- PROBLEM DESCRIPTION -
Where a line holds "sigma", copy it.

(Data entries)
================================

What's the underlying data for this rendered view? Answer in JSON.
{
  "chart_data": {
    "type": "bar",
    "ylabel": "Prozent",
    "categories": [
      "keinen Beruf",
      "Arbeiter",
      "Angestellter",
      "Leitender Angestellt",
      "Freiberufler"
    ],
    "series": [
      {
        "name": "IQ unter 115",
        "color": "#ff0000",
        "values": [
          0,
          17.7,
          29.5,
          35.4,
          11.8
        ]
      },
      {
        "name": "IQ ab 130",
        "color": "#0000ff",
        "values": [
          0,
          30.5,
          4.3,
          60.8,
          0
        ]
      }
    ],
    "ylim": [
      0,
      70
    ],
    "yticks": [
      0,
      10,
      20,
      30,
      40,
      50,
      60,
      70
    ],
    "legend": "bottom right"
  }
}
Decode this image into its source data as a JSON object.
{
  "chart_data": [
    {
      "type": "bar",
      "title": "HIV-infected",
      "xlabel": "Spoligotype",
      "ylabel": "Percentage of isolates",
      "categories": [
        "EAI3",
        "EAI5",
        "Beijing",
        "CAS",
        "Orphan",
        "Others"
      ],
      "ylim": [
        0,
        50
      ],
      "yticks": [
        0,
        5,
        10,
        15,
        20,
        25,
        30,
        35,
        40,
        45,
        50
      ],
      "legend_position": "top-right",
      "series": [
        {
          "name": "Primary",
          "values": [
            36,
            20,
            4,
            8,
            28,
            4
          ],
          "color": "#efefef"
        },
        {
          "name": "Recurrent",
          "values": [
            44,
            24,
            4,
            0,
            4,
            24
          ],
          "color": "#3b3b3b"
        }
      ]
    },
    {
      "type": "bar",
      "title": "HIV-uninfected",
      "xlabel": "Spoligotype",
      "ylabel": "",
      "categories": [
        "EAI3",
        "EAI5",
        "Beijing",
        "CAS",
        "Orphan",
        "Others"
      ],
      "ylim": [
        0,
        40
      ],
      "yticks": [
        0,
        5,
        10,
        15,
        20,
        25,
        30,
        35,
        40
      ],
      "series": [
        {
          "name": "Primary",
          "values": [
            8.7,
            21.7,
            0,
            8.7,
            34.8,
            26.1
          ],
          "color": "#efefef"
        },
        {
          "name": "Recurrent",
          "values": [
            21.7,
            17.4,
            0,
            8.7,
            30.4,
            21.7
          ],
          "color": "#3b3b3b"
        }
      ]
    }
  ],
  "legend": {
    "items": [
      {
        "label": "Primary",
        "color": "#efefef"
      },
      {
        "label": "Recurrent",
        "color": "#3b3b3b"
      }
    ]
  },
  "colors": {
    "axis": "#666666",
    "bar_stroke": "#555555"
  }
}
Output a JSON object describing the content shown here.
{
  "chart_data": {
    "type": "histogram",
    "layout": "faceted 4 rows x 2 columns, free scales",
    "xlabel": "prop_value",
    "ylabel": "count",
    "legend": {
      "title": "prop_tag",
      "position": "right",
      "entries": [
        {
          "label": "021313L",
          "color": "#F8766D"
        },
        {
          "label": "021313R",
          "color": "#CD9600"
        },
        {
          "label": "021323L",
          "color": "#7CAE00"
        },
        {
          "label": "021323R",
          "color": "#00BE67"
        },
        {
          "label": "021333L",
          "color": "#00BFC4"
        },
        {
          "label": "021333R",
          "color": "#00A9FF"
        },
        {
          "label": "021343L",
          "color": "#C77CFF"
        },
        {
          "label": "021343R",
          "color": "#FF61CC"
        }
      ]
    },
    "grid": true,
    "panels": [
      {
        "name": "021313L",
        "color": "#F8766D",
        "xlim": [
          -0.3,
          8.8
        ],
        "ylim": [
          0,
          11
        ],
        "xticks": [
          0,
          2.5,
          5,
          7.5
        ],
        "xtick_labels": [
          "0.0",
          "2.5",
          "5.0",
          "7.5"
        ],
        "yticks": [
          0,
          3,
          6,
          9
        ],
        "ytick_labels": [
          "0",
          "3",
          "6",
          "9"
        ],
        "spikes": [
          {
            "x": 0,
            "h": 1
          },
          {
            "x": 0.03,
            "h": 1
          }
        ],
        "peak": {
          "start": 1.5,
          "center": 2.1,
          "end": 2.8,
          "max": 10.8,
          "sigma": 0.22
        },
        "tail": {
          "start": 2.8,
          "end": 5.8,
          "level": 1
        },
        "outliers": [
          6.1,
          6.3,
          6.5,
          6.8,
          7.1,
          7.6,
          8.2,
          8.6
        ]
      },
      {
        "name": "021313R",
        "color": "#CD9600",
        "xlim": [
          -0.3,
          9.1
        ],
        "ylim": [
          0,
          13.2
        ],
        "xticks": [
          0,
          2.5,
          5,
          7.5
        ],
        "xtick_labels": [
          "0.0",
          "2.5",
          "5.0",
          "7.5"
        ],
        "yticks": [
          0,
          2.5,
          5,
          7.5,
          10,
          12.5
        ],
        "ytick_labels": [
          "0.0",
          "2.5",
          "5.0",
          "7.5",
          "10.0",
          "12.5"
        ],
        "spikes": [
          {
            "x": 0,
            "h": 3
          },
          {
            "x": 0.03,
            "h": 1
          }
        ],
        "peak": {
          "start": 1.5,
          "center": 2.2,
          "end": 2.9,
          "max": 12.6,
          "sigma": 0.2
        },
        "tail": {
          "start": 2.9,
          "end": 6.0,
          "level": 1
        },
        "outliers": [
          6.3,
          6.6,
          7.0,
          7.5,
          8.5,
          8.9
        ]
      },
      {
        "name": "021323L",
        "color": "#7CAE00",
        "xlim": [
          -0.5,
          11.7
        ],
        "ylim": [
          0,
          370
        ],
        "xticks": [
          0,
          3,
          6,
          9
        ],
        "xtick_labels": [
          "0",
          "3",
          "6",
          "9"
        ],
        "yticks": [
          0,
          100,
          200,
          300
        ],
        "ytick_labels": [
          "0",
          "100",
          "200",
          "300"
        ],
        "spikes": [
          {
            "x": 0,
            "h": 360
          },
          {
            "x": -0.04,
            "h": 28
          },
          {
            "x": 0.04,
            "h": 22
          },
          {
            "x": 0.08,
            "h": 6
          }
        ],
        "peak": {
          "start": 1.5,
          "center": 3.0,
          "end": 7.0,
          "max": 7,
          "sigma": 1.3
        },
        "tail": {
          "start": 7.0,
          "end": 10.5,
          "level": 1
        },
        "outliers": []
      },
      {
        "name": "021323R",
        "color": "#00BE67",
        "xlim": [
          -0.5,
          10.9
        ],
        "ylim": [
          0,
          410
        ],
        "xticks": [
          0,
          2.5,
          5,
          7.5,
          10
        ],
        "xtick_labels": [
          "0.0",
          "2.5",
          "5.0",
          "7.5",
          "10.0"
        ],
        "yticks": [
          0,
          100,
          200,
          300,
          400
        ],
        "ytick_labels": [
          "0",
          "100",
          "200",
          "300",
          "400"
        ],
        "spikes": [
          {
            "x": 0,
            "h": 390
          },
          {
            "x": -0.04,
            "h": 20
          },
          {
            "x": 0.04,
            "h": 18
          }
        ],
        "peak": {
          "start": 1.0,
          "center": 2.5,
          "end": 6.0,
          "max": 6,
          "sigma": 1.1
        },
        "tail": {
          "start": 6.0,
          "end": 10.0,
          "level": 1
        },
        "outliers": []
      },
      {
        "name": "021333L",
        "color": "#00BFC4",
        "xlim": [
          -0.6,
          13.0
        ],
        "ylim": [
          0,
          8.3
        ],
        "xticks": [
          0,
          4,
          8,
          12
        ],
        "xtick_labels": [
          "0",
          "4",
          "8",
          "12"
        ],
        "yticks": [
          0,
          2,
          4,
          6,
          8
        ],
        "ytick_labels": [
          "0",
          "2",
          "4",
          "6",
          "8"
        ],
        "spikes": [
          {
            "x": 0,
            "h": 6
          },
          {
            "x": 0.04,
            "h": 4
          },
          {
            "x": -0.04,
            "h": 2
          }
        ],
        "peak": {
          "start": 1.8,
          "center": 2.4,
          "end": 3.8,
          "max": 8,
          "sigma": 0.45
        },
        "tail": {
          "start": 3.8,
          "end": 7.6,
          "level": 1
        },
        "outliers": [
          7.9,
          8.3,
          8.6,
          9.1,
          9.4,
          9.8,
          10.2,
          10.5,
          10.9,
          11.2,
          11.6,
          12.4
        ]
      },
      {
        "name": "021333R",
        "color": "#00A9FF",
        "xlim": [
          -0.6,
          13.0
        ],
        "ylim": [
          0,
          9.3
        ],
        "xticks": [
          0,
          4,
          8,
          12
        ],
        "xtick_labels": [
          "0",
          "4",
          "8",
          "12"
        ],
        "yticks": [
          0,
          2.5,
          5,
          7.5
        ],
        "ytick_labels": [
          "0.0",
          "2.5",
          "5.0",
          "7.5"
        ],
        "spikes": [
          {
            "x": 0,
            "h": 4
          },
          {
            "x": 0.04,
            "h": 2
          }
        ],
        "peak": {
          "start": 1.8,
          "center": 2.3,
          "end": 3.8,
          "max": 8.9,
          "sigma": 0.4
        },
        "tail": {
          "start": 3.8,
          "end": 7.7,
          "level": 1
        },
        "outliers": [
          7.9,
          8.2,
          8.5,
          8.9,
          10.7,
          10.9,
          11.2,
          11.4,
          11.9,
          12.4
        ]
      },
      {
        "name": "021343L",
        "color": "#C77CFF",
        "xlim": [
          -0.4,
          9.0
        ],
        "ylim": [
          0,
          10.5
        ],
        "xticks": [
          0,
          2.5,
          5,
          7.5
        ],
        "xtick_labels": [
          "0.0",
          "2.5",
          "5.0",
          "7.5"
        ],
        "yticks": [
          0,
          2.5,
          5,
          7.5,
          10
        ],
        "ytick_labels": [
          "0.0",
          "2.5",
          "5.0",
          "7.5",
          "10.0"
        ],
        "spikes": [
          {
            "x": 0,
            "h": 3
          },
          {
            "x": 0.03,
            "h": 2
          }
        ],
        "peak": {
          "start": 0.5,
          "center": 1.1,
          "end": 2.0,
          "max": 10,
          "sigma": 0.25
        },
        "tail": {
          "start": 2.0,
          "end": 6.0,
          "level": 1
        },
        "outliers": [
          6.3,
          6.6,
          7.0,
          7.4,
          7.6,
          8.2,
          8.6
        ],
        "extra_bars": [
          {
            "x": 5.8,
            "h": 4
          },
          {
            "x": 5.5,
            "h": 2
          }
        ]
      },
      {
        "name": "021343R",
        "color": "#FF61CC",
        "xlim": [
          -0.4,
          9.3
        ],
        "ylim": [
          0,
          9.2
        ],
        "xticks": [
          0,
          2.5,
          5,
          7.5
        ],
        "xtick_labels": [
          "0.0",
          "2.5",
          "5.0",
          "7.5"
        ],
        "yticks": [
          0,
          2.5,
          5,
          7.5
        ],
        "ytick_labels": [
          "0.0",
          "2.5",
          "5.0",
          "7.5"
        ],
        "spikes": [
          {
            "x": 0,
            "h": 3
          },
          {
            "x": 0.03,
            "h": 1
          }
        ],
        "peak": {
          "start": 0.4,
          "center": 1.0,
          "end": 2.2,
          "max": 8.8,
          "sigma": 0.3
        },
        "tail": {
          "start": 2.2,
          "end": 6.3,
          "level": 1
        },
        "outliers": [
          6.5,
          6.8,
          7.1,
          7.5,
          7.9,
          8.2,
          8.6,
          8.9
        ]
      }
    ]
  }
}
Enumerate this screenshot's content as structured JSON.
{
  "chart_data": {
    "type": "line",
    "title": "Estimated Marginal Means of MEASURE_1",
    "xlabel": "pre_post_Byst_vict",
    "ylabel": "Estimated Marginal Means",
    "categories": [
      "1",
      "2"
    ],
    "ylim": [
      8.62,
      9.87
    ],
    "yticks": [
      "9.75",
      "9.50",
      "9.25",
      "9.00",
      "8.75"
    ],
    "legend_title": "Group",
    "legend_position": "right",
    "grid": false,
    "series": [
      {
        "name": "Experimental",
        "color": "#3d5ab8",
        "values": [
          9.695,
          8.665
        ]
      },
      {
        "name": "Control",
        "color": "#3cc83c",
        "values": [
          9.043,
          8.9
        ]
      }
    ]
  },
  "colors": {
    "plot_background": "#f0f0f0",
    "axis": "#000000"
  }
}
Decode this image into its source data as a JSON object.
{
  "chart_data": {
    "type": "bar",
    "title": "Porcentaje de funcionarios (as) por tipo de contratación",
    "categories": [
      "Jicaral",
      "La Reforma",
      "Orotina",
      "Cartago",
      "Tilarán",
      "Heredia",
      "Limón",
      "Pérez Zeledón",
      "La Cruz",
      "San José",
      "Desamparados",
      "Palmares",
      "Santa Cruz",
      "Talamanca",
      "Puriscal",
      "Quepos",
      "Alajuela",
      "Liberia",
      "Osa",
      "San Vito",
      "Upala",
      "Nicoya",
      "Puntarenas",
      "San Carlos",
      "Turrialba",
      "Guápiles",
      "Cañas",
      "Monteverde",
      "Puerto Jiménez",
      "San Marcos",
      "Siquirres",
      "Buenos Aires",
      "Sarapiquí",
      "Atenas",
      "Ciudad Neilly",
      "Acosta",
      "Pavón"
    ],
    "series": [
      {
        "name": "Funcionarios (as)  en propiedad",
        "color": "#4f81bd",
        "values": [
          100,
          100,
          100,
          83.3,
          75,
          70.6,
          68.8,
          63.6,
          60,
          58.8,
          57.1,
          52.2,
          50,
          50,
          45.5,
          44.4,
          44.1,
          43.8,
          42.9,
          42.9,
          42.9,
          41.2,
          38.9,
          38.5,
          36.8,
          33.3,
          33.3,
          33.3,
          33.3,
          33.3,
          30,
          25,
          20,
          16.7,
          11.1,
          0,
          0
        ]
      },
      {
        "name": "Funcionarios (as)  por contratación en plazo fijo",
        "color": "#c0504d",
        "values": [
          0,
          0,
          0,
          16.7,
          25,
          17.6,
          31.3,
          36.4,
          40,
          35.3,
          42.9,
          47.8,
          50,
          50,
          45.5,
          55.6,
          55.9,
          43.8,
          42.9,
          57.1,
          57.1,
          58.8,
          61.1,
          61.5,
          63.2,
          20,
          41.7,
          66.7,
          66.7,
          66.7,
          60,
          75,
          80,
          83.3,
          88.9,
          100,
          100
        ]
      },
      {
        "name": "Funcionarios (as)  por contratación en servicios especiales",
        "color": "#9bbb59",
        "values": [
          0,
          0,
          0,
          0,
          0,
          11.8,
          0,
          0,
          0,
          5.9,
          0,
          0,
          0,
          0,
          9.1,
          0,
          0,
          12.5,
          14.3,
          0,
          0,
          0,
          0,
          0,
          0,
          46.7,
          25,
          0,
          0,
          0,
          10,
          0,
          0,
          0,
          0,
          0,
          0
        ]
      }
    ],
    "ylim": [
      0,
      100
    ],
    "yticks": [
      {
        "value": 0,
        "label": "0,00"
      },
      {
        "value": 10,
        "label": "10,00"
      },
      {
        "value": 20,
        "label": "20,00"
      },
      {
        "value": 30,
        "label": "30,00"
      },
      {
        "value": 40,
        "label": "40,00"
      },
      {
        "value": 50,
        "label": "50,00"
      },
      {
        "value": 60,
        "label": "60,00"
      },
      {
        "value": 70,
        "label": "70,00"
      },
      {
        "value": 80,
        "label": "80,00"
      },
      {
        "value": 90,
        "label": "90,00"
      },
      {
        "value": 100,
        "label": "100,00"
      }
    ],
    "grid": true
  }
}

================================

- FULL OUTPUT -
          "sigma": 0.22
          "sigma": 0.2
          "sigma": 1.3
          "sigma": 1.1
          "sigma": 0.45
          "sigma": 0.4
          "sigma": 0.25
          "sigma": 0.3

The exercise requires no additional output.